[Dataset records]

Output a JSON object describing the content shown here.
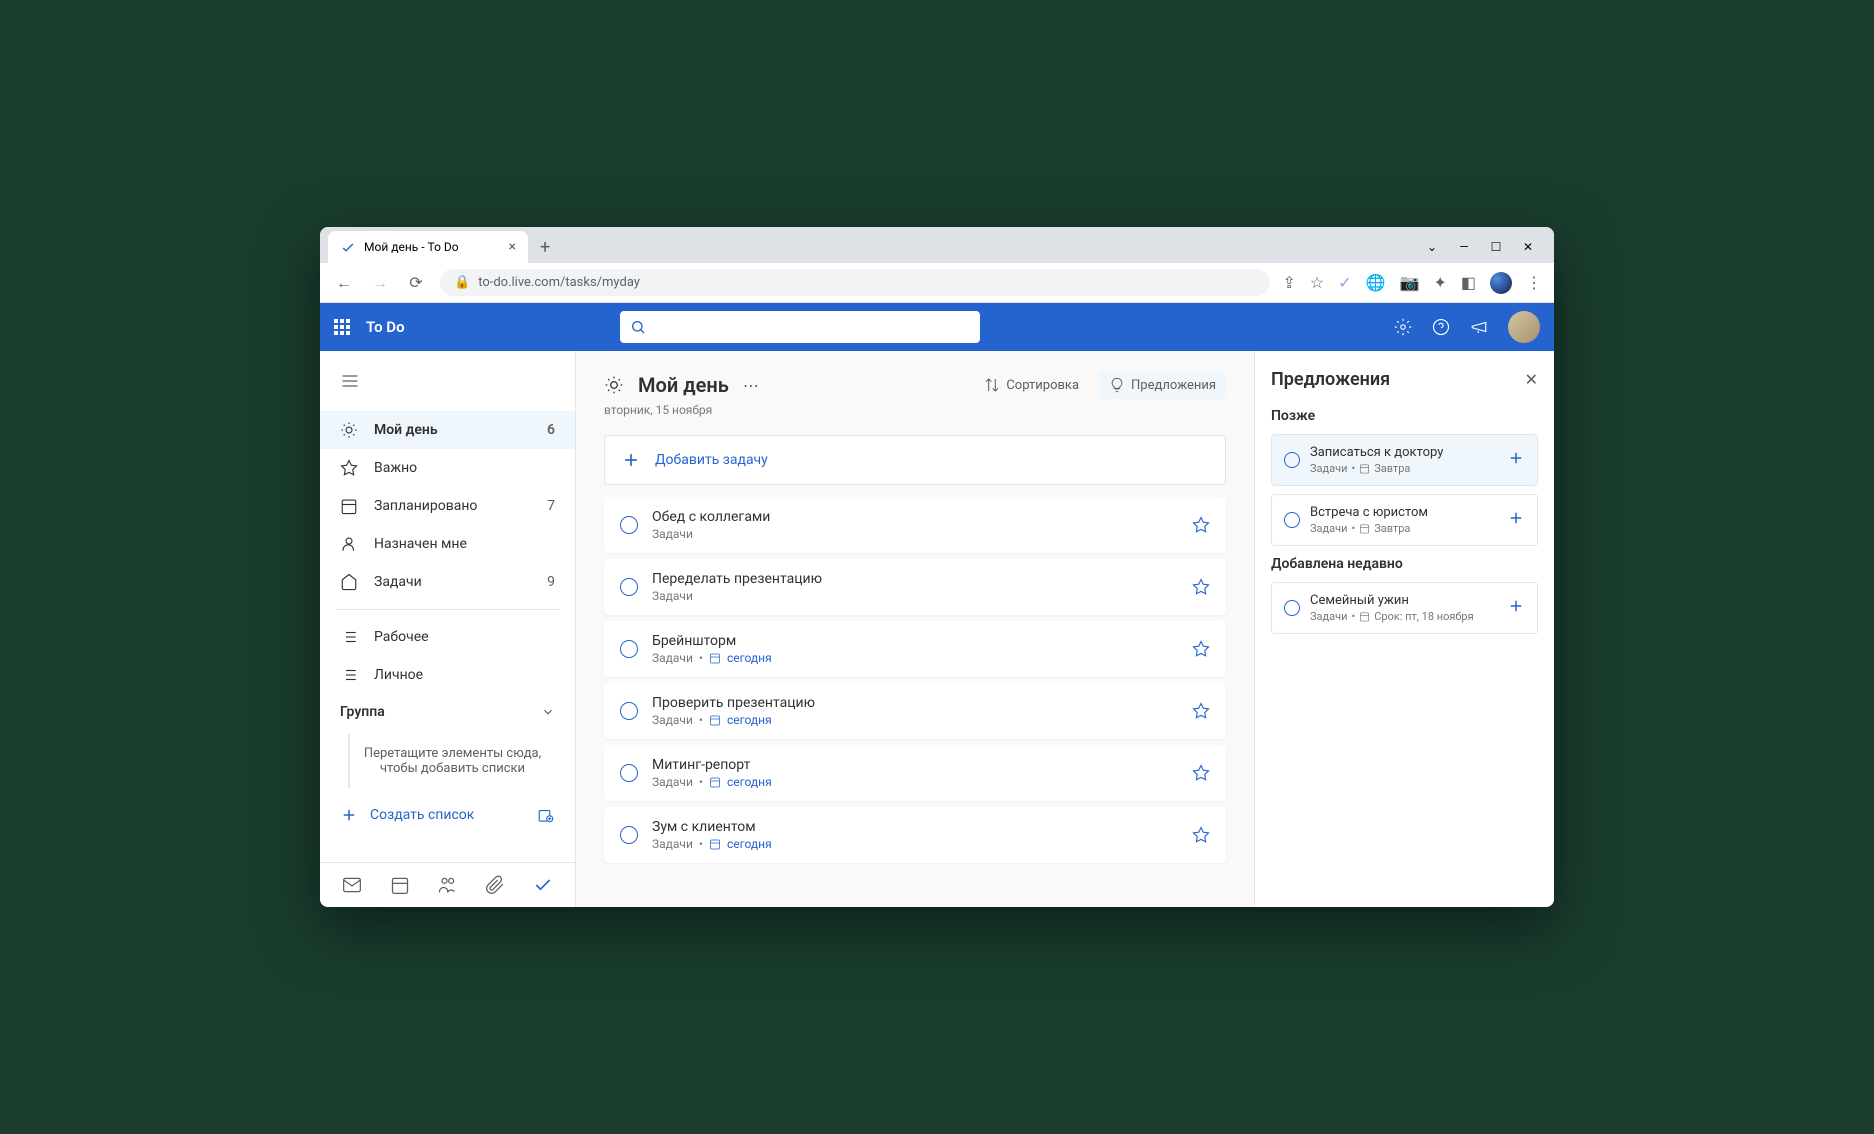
{
  "browser": {
    "tab_title": "Мой день - To Do",
    "url": "to-do.live.com/tasks/myday"
  },
  "app": {
    "title": "To Do"
  },
  "sidebar": {
    "items": [
      {
        "label": "Мой день",
        "count": "6"
      },
      {
        "label": "Важно",
        "count": ""
      },
      {
        "label": "Запланировано",
        "count": "7"
      },
      {
        "label": "Назначен мне",
        "count": ""
      },
      {
        "label": "Задачи",
        "count": "9"
      }
    ],
    "lists": [
      {
        "label": "Рабочее"
      },
      {
        "label": "Личное"
      }
    ],
    "group_label": "Группа",
    "group_drop_text": "Перетащите элементы сюда, чтобы добавить списки",
    "create_list_label": "Создать список"
  },
  "main": {
    "title": "Мой день",
    "date": "вторник, 15 ноября",
    "sort_label": "Сортировка",
    "suggestions_label": "Предложения",
    "add_task_label": "Добавить задачу",
    "tasks": [
      {
        "title": "Обед с коллегами",
        "list": "Задачи",
        "due": ""
      },
      {
        "title": "Переделать презентацию",
        "list": "Задачи",
        "due": ""
      },
      {
        "title": "Брейншторм",
        "list": "Задачи",
        "due": "сегодня"
      },
      {
        "title": "Проверить презентацию",
        "list": "Задачи",
        "due": "сегодня"
      },
      {
        "title": "Митинг-репорт",
        "list": "Задачи",
        "due": "сегодня"
      },
      {
        "title": "Зум с клиентом",
        "list": "Задачи",
        "due": "сегодня"
      }
    ]
  },
  "suggestions": {
    "title": "Предложения",
    "section_later": "Позже",
    "section_recent": "Добавлена недавно",
    "later": [
      {
        "title": "Записаться к доктору",
        "list": "Задачи",
        "due": "Завтра"
      },
      {
        "title": "Встреча с юристом",
        "list": "Задачи",
        "due": "Завтра"
      }
    ],
    "recent": [
      {
        "title": "Семейный ужин",
        "list": "Задачи",
        "due": "Срок: пт, 18 ноября"
      }
    ]
  }
}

Goal
Search the data for the string "ноября". List each line that has it.

Result below
    "date": "вторник, 15 ноября",
        "due": "Срок: пт, 18 ноября"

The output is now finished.